■ ROWS:
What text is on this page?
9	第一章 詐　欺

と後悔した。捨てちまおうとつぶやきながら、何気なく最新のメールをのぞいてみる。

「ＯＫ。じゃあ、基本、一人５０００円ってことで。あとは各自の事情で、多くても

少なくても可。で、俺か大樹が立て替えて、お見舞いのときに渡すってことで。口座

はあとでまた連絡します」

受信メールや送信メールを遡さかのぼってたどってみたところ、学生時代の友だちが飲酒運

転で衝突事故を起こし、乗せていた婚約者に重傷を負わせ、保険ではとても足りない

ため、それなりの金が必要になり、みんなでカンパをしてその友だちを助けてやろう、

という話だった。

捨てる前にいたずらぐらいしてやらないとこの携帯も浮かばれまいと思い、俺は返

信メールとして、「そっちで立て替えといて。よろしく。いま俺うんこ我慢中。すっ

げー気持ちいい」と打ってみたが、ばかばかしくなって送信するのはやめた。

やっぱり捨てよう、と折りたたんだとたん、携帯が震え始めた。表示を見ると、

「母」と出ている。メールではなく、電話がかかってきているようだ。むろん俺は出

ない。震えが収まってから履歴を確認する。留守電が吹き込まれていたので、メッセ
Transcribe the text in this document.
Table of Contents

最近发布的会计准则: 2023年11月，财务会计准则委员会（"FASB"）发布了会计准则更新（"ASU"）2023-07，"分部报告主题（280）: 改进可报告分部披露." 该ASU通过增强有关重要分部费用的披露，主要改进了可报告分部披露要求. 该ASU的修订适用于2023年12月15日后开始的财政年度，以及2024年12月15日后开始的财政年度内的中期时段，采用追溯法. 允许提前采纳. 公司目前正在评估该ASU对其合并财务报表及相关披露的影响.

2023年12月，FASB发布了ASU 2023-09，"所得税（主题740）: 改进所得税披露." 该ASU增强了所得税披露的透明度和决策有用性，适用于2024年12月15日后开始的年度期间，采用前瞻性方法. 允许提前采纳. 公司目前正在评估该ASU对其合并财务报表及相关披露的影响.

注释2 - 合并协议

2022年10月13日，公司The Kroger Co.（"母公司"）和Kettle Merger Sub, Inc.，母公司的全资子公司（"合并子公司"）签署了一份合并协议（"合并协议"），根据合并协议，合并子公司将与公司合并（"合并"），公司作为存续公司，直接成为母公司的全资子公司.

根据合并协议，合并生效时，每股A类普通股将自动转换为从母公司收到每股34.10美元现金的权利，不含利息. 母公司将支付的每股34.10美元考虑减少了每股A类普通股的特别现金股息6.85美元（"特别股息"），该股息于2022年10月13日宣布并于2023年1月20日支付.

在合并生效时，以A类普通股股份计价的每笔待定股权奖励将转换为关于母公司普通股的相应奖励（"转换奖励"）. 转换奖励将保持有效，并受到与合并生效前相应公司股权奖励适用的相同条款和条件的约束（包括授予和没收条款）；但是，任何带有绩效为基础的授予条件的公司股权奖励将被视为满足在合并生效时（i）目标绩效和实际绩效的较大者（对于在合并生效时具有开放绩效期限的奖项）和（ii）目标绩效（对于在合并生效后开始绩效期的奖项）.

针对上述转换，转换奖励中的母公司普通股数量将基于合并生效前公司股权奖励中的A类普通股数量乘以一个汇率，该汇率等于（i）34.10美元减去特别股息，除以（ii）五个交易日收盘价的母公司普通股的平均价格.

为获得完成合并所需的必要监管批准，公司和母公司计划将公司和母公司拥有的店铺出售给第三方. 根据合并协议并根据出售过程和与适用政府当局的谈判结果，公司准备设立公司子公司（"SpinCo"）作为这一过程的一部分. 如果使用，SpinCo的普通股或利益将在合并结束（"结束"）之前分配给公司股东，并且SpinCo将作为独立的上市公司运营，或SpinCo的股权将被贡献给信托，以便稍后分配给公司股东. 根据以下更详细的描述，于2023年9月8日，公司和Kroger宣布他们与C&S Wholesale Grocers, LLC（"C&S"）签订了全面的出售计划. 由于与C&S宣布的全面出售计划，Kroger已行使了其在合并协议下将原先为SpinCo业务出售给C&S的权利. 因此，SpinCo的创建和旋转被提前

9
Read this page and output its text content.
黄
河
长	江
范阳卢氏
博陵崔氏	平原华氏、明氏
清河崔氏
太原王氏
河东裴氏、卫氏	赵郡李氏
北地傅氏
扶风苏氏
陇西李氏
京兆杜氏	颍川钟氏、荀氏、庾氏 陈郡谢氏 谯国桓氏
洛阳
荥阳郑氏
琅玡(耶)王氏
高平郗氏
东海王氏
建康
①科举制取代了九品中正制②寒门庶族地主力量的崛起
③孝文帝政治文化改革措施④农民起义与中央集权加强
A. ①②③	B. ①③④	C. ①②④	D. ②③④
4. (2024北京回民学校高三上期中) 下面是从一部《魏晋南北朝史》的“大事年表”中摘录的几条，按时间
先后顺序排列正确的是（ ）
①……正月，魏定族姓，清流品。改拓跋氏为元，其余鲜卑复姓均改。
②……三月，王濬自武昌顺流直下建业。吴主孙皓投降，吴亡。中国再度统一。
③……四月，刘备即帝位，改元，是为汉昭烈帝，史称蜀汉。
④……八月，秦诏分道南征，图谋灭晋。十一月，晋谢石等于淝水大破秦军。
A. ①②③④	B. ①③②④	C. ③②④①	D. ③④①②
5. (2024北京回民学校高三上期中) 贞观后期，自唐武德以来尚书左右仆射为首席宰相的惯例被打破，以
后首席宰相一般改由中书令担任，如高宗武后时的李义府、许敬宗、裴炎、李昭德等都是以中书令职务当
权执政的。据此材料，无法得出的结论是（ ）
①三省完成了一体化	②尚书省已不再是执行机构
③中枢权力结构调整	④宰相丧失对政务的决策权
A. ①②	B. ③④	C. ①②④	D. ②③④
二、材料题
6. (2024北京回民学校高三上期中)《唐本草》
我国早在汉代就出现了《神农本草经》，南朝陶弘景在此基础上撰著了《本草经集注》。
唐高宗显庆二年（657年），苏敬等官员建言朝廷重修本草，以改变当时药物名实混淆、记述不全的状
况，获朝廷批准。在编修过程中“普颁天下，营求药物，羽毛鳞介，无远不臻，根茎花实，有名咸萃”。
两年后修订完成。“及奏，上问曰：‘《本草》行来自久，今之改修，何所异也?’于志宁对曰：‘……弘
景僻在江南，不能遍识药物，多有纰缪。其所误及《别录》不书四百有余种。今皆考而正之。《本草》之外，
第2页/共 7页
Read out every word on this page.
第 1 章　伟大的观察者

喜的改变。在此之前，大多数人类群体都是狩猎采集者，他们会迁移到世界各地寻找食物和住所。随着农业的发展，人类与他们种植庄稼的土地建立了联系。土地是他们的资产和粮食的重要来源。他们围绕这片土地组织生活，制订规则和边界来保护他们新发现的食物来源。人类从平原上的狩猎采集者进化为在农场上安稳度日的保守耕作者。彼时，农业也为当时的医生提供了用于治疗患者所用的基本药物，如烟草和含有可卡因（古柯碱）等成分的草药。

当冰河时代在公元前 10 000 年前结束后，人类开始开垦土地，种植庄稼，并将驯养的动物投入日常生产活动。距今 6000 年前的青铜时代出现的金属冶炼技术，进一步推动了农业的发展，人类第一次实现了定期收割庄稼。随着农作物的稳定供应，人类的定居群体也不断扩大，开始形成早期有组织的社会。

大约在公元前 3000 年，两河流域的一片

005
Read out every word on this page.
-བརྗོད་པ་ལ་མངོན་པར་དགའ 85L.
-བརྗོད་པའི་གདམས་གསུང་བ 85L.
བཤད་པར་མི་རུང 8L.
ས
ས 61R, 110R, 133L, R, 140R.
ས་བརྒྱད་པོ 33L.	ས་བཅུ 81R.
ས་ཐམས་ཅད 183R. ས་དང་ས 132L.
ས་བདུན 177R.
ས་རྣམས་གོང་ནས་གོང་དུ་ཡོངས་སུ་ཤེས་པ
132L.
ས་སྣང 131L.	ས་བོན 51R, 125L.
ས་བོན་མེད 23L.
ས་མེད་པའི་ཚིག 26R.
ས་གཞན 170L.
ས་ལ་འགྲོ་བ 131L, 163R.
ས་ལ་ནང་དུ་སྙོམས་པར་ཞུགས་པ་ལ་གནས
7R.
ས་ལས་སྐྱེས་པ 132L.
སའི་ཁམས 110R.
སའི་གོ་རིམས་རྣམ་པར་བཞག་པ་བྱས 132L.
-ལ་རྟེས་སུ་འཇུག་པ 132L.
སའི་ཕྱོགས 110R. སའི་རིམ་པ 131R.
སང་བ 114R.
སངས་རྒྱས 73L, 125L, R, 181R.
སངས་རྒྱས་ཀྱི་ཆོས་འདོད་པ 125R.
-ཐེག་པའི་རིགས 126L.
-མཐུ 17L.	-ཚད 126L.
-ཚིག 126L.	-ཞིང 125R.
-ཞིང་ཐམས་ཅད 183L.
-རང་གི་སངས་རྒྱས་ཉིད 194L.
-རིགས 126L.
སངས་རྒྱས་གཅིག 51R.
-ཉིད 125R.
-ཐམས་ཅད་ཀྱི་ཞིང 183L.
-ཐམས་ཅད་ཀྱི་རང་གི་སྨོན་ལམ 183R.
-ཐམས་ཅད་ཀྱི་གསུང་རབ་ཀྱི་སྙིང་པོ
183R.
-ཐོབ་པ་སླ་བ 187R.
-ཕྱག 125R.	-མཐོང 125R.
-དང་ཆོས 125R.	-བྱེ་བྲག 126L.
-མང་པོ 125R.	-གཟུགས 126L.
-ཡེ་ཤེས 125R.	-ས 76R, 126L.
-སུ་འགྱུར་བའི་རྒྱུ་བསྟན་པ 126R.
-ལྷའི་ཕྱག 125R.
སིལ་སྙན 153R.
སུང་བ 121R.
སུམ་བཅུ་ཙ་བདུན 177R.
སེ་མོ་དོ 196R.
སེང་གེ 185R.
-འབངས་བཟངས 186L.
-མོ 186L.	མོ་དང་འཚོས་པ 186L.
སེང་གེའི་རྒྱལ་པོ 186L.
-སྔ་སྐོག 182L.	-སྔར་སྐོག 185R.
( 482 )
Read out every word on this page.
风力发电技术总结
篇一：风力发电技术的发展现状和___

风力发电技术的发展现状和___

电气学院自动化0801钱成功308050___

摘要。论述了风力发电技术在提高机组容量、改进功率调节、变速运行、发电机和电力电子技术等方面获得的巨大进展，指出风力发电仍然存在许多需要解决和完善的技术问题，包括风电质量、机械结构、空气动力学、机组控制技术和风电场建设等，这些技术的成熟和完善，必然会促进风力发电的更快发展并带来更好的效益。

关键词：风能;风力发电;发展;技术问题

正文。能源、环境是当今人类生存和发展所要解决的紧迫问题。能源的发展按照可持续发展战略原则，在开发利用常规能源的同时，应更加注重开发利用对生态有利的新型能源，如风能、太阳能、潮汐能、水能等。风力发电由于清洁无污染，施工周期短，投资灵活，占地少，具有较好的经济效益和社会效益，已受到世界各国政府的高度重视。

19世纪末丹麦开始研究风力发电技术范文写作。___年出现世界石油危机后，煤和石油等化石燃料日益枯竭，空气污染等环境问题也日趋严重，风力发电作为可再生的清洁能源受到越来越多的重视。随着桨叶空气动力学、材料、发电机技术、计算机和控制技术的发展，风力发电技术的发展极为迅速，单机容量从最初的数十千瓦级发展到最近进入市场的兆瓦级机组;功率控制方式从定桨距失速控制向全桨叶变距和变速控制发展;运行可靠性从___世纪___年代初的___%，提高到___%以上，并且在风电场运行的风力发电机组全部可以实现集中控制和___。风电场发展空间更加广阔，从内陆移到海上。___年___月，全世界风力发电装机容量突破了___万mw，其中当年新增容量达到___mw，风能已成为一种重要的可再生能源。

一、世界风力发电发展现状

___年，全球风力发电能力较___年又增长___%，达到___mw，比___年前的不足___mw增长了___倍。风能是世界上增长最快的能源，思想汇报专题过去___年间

■ WORK REQUIRED: Gather up every line in the data above that contains the word "text", copying each one.

■ RESULT OF THE TASK:
What text is on this page?
Transcribe the text in this document.
Read this page and output its text content.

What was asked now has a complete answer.